* [DO THIS]:
State how many lines of the entries below hold the word "JSON"; reply with nothing but the number.

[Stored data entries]
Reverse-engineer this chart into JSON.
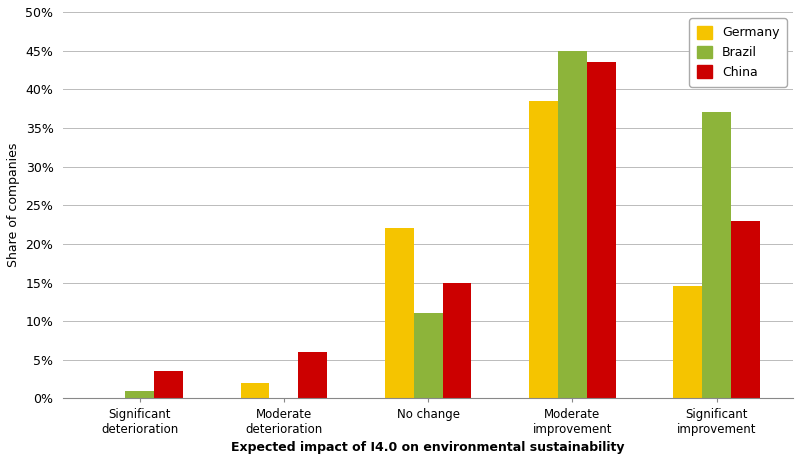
{
  "categories": [
    "Significant\ndeterioration",
    "Moderate\ndeterioration",
    "No change",
    "Moderate\nimprovement",
    "Significant\nimprovement"
  ],
  "series": {
    "Germany": [
      0.0,
      2.0,
      22.0,
      38.5,
      14.5
    ],
    "Brazil": [
      1.0,
      0.0,
      11.0,
      45.0,
      37.0
    ],
    "China": [
      3.5,
      6.0,
      15.0,
      43.5,
      23.0
    ]
  },
  "colors": {
    "Germany": "#F5C400",
    "Brazil": "#8DB43A",
    "China": "#CC0000"
  },
  "ylim": [
    0,
    50
  ],
  "yticks": [
    0,
    5,
    10,
    15,
    20,
    25,
    30,
    35,
    40,
    45,
    50
  ],
  "ylabel": "Share of companies",
  "xlabel": "Expected impact of I4.0 on environmental sustainability",
  "series_names": [
    "Germany",
    "Brazil",
    "China"
  ],
  "bar_width": 0.2,
  "background_color": "#FFFFFF",
  "grid_color": "#BBBBBB",
  "figsize": [
    8.0,
    4.61
  ],
  "dpi": 100
}
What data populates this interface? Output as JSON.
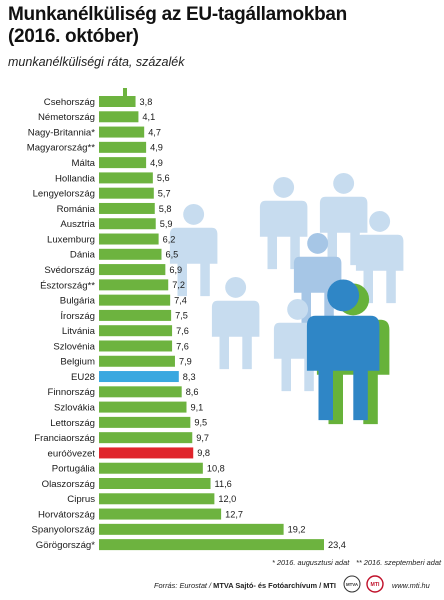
{
  "header": {
    "title_line1": "Munkanélküliség az EU-tagállamokban",
    "title_line2": "(2016. október)",
    "subtitle": "munkanélküliségi ráta, százalék"
  },
  "colors": {
    "bar": "#6db33f",
    "eu28": "#3aa8e0",
    "eurozone": "#e0242b",
    "stem": "#6db33f",
    "figure_light": "#c7dcef",
    "figure_mid": "#a6c6e6",
    "figure_front": "#2f86c6",
    "figure_shadow": "#67b23a"
  },
  "chart_data": {
    "type": "bar",
    "orientation": "horizontal",
    "categories": [
      "Csehország",
      "Németország",
      "Nagy-Britannia*",
      "Magyarország**",
      "Málta",
      "Hollandia",
      "Lengyelország",
      "Románia",
      "Ausztria",
      "Luxemburg",
      "Dánia",
      "Svédország",
      "Észtország**",
      "Bulgária",
      "Írország",
      "Litvánia",
      "Szlovénia",
      "Belgium",
      "EU28",
      "Finnország",
      "Szlovákia",
      "Lettország",
      "Franciaország",
      "euróövezet",
      "Portugália",
      "Olaszország",
      "Ciprus",
      "Horvátország",
      "Spanyolország",
      "Görögország*"
    ],
    "values": [
      3.8,
      4.1,
      4.7,
      4.9,
      4.9,
      5.6,
      5.7,
      5.8,
      5.9,
      6.2,
      6.5,
      6.9,
      7.2,
      7.4,
      7.5,
      7.6,
      7.6,
      7.9,
      8.3,
      8.6,
      9.1,
      9.5,
      9.7,
      9.8,
      10.8,
      11.6,
      12.0,
      12.7,
      19.2,
      23.4
    ],
    "value_labels": [
      "3,8",
      "4,1",
      "4,7",
      "4,9",
      "4,9",
      "5,6",
      "5,7",
      "5,8",
      "5,9",
      "6,2",
      "6,5",
      "6,9",
      "7,2",
      "7,4",
      "7,5",
      "7,6",
      "7,6",
      "7,9",
      "8,3",
      "8,6",
      "9,1",
      "9,5",
      "9,7",
      "9,8",
      "10,8",
      "11,6",
      "12,0",
      "12,7",
      "19,2",
      "23,4"
    ],
    "highlight": {
      "EU28": "eu28",
      "euróövezet": "eurozone"
    },
    "xlim": [
      0,
      23.4
    ],
    "grid": false,
    "legend": "none"
  },
  "footnotes": {
    "note1": "* 2016. augusztusi adat",
    "note2": "** 2016. szeptemberi adat"
  },
  "source": {
    "lead": "Forrás: Eurostat / ",
    "agency": "MTVA Sajtó- és Fotóarchívum / MTI",
    "logo1": "MTVA",
    "logo2": "MTI",
    "url": "www.mti.hu"
  }
}
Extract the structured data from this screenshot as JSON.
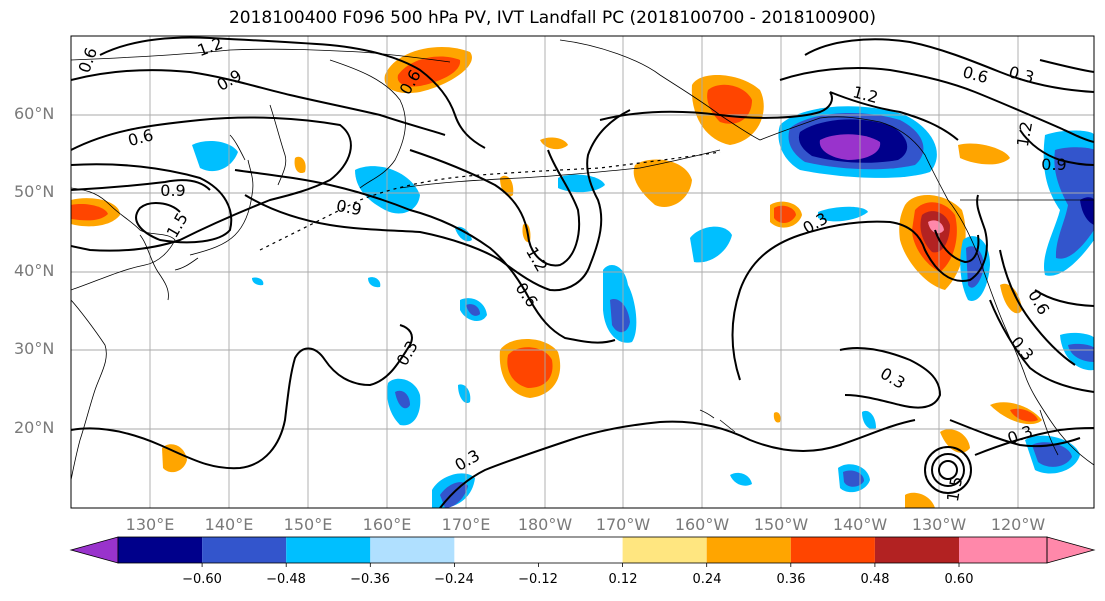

* [CORRECT OUTPUT]:
3